- _Problem description_
Every line of the records must be repeated exactly; pictures stay out.

═══

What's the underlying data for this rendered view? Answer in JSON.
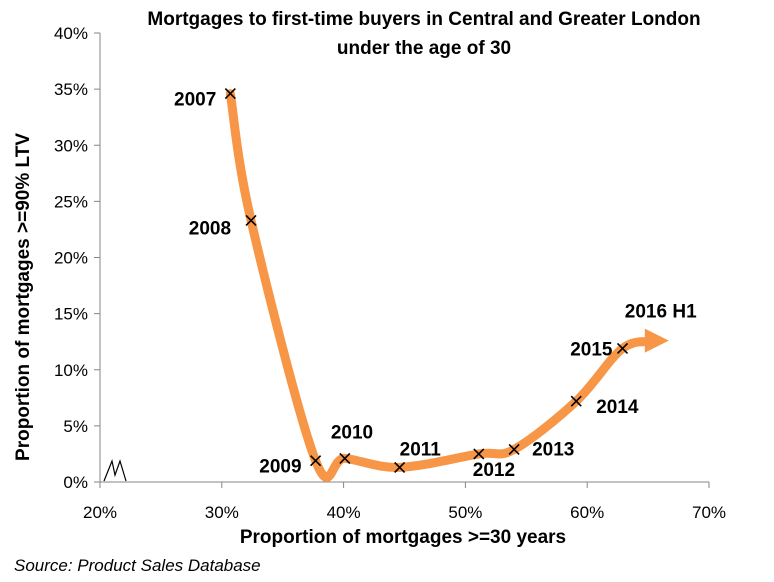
{
  "chart_data": {
    "type": "scatter",
    "title_lines": [
      "Mortgages to first-time buyers in Central and Greater London",
      "under the age of 30"
    ],
    "xlabel": "Proportion of mortgages >=30 years",
    "ylabel": "Proportion of mortgages >=90% LTV",
    "xlim": [
      20,
      70
    ],
    "ylim": [
      0,
      40
    ],
    "x_ticks": [
      20,
      30,
      40,
      50,
      60,
      70
    ],
    "x_tick_labels": [
      "20%",
      "30%",
      "40%",
      "50%",
      "60%",
      "70%"
    ],
    "y_ticks": [
      0,
      5,
      10,
      15,
      20,
      25,
      30,
      35,
      40
    ],
    "y_tick_labels": [
      "0%",
      "5%",
      "10%",
      "15%",
      "20%",
      "25%",
      "30%",
      "35%",
      "40%"
    ],
    "axis_break": "x",
    "grid": false,
    "line_color": "#F79646",
    "marker": "x",
    "points": [
      {
        "label": "2007",
        "x": 30.7,
        "y": 34.6
      },
      {
        "label": "2008",
        "x": 32.4,
        "y": 23.3
      },
      {
        "label": "2009",
        "x": 37.7,
        "y": 1.9
      },
      {
        "label": "2010",
        "x": 40.1,
        "y": 2.1
      },
      {
        "label": "2011",
        "x": 44.6,
        "y": 1.3
      },
      {
        "label": "2012",
        "x": 51.1,
        "y": 2.5
      },
      {
        "label": "2013",
        "x": 54.0,
        "y": 2.9
      },
      {
        "label": "2014",
        "x": 59.1,
        "y": 7.2
      },
      {
        "label": "2015",
        "x": 62.9,
        "y": 11.9
      }
    ],
    "arrow_label": "2016 H1",
    "arrow_end": {
      "x": 66.7,
      "y": 12.6
    }
  },
  "source": "Source: Product Sales Database"
}
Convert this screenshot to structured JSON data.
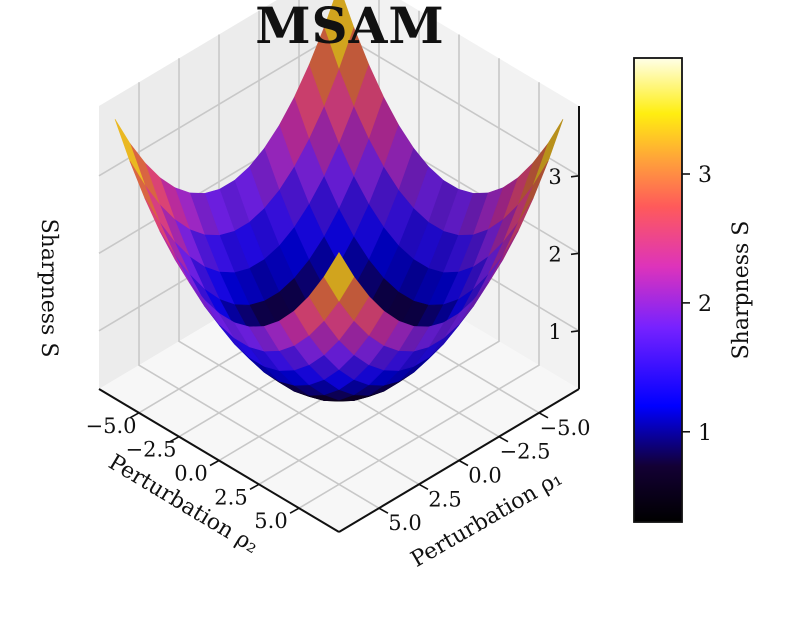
{
  "chart_data": {
    "type": "surface",
    "title": "MSAM",
    "xlabel": "Perturbation ρ₁",
    "ylabel": "Perturbation ρ₂",
    "zlabel": "Sharpness S",
    "xlim": [
      -7.5,
      7.5
    ],
    "ylim": [
      -7.5,
      7.5
    ],
    "zlim": [
      0.25,
      3.9
    ],
    "x_ticks": [
      "−5.0",
      "−2.5",
      "0.0",
      "2.5",
      "5.0"
    ],
    "x_tick_values": [
      -5,
      -2.5,
      0,
      2.5,
      5
    ],
    "y_ticks": [
      "−5.0",
      "−2.5",
      "0.0",
      "2.5",
      "5.0"
    ],
    "y_tick_values": [
      -5,
      -2.5,
      0,
      2.5,
      5
    ],
    "z_ticks": [
      "1",
      "2",
      "3"
    ],
    "z_tick_values": [
      1,
      2,
      3
    ],
    "surface": {
      "formula": "S = 0.3 + 0.035 * (rho1^2 + rho2^2)",
      "range": [
        -7,
        7
      ],
      "grid_n": 15,
      "z_min": 0.3,
      "z_max": 3.73
    },
    "colormap": "gnuplot2",
    "colorbar": {
      "label": "Sharpness S",
      "min": 0.3,
      "max": 3.9,
      "ticks": [
        "1",
        "2",
        "3"
      ],
      "tick_values": [
        1,
        2,
        3
      ]
    }
  }
}
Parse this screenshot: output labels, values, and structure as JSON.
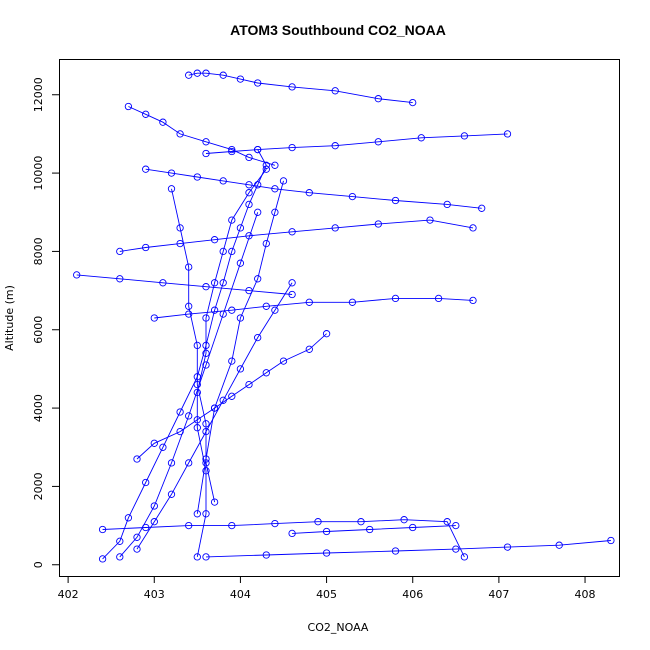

═══

- _Complete answer_
What's the underlying data for this rendered view? Answer in JSON.
{
  "chart_data": {
    "type": "scatter",
    "title_lines": [
      "Mortgages to first-time buyers in Central and Greater London",
      "under the age of 30"
    ],
    "xlabel": "Proportion of mortgages >=30 years",
    "ylabel": "Proportion of mortgages >=90% LTV",
    "xlim": [
      20,
      70
    ],
    "ylim": [
      0,
      40
    ],
    "x_ticks": [
      20,
      30,
      40,
      50,
      60,
      70
    ],
    "x_tick_labels": [
      "20%",
      "30%",
      "40%",
      "50%",
      "60%",
      "70%"
    ],
    "y_ticks": [
      0,
      5,
      10,
      15,
      20,
      25,
      30,
      35,
      40
    ],
    "y_tick_labels": [
      "0%",
      "5%",
      "10%",
      "15%",
      "20%",
      "25%",
      "30%",
      "35%",
      "40%"
    ],
    "axis_break": "x",
    "grid": false,
    "line_color": "#F79646",
    "marker": "x",
    "points": [
      {
        "label": "2007",
        "x": 30.7,
        "y": 34.6
      },
      {
        "label": "2008",
        "x": 32.4,
        "y": 23.3
      },
      {
        "label": "2009",
        "x": 37.7,
        "y": 1.9
      },
      {
        "label": "2010",
        "x": 40.1,
        "y": 2.1
      },
      {
        "label": "2011",
        "x": 44.6,
        "y": 1.3
      },
      {
        "label": "2012",
        "x": 51.1,
        "y": 2.5
      },
      {
        "label": "2013",
        "x": 54.0,
        "y": 2.9
      },
      {
        "label": "2014",
        "x": 59.1,
        "y": 7.2
      },
      {
        "label": "2015",
        "x": 62.9,
        "y": 11.9
      }
    ],
    "arrow_label": "2016 H1",
    "arrow_end": {
      "x": 66.7,
      "y": 12.6
    }
  },
  "source": "Source: Product Sales Database"
}
Convert this screenshot to structured JSON data.
{
  "chart_data": {
    "type": "surface",
    "title": "MSAM",
    "xlabel": "Perturbation ρ₁",
    "ylabel": "Perturbation ρ₂",
    "zlabel": "Sharpness S",
    "xlim": [
      -7.5,
      7.5
    ],
    "ylim": [
      -7.5,
      7.5
    ],
    "zlim": [
      0.25,
      3.9
    ],
    "x_ticks": [
      "−5.0",
      "−2.5",
      "0.0",
      "2.5",
      "5.0"
    ],
    "x_tick_values": [
      -5,
      -2.5,
      0,
      2.5,
      5
    ],
    "y_ticks": [
      "−5.0",
      "−2.5",
      "0.0",
      "2.5",
      "5.0"
    ],
    "y_tick_values": [
      -5,
      -2.5,
      0,
      2.5,
      5
    ],
    "z_ticks": [
      "1",
      "2",
      "3"
    ],
    "z_tick_values": [
      1,
      2,
      3
    ],
    "surface": {
      "formula": "S = 0.3 + 0.035 * (rho1^2 + rho2^2)",
      "range": [
        -7,
        7
      ],
      "grid_n": 15,
      "z_min": 0.3,
      "z_max": 3.73
    },
    "colormap": "gnuplot2",
    "colorbar": {
      "label": "Sharpness S",
      "min": 0.3,
      "max": 3.9,
      "ticks": [
        "1",
        "2",
        "3"
      ],
      "tick_values": [
        1,
        2,
        3
      ]
    }
  }
}
Parse this screenshot: output labels, values, and structure as JSON.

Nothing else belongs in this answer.